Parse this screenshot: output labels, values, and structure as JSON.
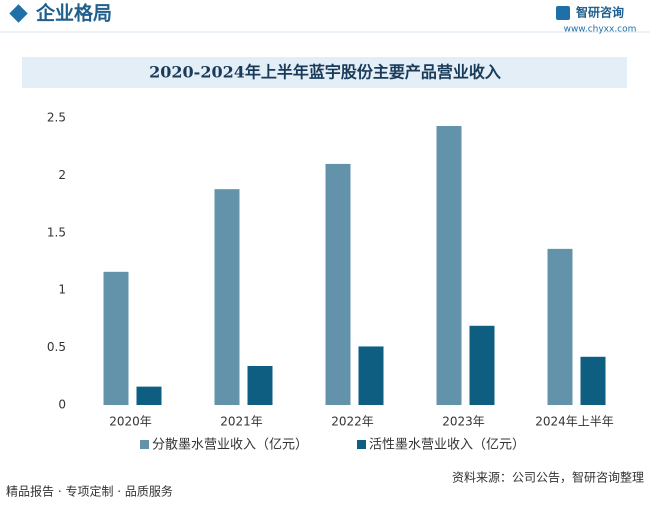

----

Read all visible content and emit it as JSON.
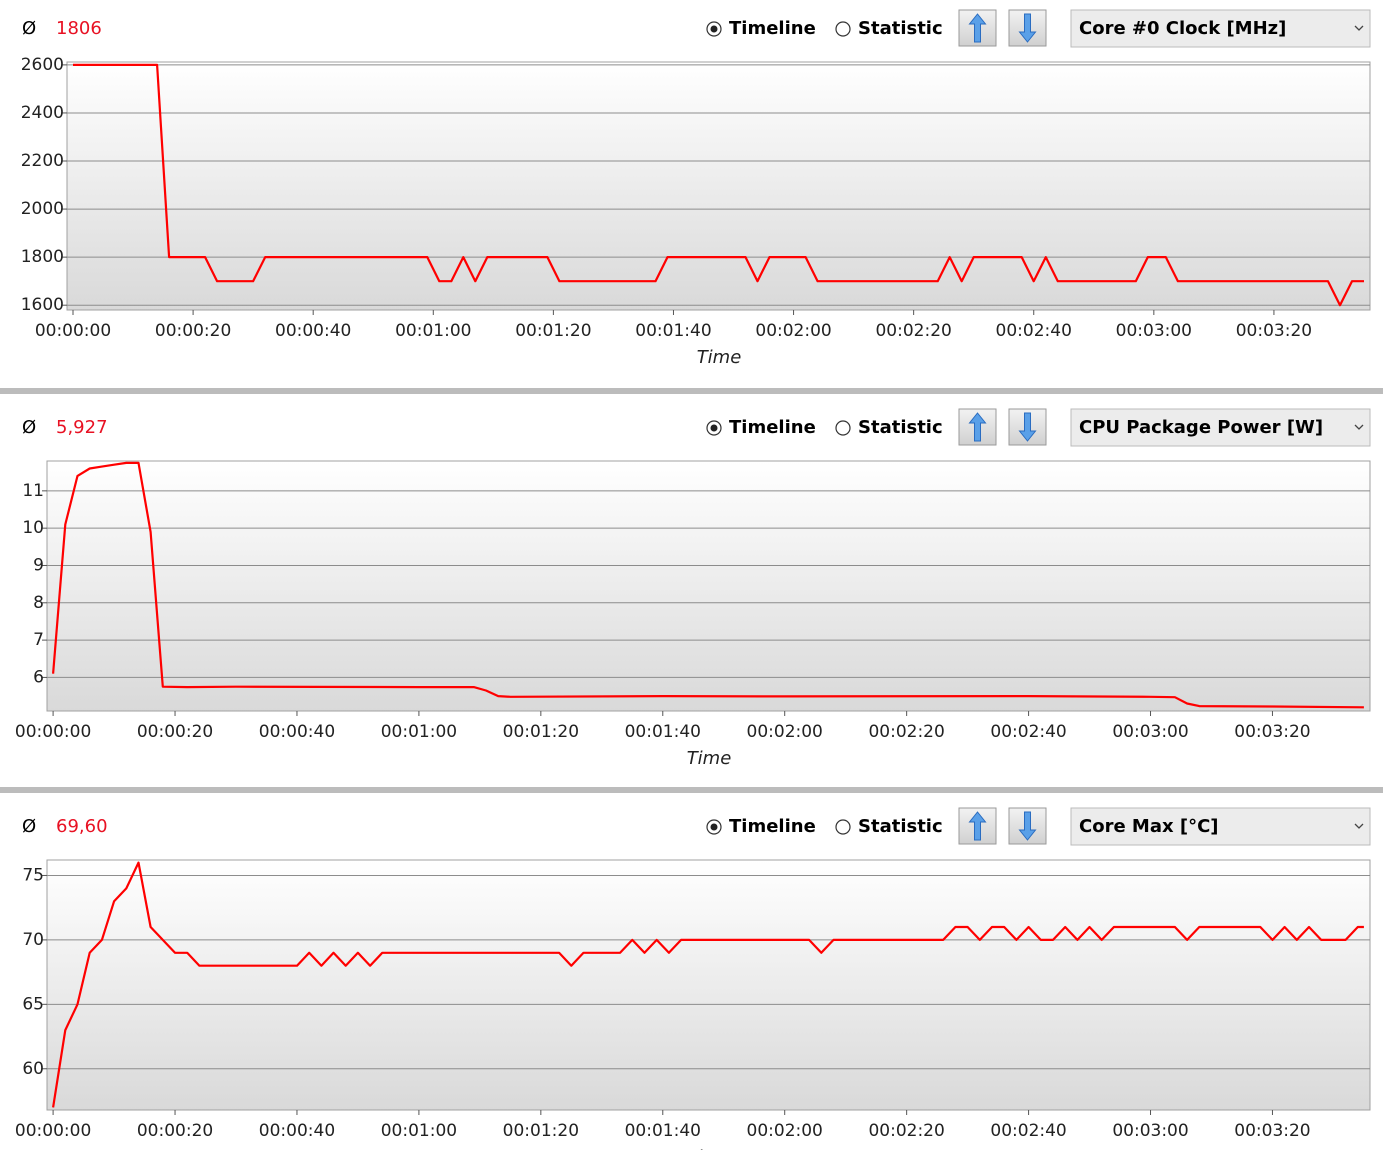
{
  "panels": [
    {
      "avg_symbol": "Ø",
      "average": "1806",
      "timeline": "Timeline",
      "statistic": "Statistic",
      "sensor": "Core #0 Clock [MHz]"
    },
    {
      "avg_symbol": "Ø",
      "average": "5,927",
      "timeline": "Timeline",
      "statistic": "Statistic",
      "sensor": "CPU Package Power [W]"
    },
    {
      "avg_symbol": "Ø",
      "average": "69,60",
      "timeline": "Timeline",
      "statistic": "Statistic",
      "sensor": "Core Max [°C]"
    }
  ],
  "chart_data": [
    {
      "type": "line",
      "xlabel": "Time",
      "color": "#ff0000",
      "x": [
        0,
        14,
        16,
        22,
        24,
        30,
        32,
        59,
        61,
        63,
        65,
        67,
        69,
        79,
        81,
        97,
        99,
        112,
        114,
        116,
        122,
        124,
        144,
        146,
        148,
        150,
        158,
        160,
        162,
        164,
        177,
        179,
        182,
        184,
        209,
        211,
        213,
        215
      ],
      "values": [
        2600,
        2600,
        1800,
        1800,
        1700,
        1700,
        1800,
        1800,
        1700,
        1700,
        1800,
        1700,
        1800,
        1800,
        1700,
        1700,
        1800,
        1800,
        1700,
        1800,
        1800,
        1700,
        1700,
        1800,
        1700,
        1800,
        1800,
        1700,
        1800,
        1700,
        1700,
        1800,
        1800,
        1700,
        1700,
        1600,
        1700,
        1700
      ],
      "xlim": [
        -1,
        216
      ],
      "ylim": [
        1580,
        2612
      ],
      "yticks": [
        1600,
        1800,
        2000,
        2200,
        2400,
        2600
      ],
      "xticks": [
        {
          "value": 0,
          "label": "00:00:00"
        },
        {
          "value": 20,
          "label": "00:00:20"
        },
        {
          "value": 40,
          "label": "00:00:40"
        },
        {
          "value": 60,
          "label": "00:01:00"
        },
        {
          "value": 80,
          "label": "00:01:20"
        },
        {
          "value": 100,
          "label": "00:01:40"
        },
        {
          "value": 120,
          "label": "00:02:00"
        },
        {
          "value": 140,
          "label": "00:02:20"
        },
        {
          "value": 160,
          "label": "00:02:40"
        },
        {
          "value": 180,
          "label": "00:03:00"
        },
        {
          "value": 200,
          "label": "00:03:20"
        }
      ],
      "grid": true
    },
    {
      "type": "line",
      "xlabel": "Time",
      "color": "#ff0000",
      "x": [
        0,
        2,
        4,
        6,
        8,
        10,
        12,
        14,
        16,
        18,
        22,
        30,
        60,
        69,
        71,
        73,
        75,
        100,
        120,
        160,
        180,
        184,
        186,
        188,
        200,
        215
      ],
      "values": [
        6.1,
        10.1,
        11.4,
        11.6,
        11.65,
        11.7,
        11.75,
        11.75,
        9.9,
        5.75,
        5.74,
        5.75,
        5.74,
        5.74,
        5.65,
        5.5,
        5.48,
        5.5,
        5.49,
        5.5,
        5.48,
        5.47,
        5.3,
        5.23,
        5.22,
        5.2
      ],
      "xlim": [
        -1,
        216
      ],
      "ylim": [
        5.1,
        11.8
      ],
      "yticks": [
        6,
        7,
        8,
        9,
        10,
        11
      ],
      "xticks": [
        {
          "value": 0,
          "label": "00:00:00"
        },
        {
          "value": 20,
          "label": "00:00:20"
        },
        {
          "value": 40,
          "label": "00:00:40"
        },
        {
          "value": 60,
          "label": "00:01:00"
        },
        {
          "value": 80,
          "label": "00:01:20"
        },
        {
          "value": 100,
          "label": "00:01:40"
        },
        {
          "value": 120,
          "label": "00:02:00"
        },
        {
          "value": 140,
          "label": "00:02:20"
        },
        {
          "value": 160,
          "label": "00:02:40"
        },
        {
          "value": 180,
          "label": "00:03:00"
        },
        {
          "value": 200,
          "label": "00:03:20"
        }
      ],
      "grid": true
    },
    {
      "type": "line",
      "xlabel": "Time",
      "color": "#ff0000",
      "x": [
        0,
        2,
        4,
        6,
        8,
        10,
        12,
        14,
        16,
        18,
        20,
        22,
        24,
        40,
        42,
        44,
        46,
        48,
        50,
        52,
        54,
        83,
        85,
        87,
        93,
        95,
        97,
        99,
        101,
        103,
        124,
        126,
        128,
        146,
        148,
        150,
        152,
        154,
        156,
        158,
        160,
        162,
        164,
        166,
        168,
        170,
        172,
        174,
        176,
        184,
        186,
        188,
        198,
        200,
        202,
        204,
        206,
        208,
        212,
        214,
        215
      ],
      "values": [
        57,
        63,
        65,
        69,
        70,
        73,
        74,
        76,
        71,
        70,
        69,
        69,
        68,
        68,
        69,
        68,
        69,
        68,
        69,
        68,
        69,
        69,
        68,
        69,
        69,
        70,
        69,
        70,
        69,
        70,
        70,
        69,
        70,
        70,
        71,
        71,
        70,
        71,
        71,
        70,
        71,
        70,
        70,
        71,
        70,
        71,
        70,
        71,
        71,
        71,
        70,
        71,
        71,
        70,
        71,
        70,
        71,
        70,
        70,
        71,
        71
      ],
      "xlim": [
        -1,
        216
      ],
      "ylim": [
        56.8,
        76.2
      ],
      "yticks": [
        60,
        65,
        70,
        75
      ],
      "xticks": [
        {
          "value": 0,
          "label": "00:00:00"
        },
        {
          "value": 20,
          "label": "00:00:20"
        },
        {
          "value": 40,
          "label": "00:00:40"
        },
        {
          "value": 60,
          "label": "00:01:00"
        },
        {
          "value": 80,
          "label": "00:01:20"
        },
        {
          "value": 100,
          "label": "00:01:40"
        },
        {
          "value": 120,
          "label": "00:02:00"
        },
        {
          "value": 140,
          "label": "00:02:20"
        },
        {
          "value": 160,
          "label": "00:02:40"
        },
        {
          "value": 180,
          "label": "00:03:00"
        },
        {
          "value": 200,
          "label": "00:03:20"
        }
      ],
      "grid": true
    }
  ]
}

----

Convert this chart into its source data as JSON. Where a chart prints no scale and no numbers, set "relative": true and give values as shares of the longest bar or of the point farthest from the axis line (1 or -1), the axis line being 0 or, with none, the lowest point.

----

• **What the task requires**
Pull out all lines containing the word "this" from the entries above.

• **Response below**
Parse this screenshot: output labels, values, and structure as JSON.
Convert this chart into its source data as JSON. Where a chart prints no scale and no numbers, set "relative": true and give values as shares of the longest bar or of the point farthest from the axis line (1 or -1), the axis line being 0 or, with none, the lowest point.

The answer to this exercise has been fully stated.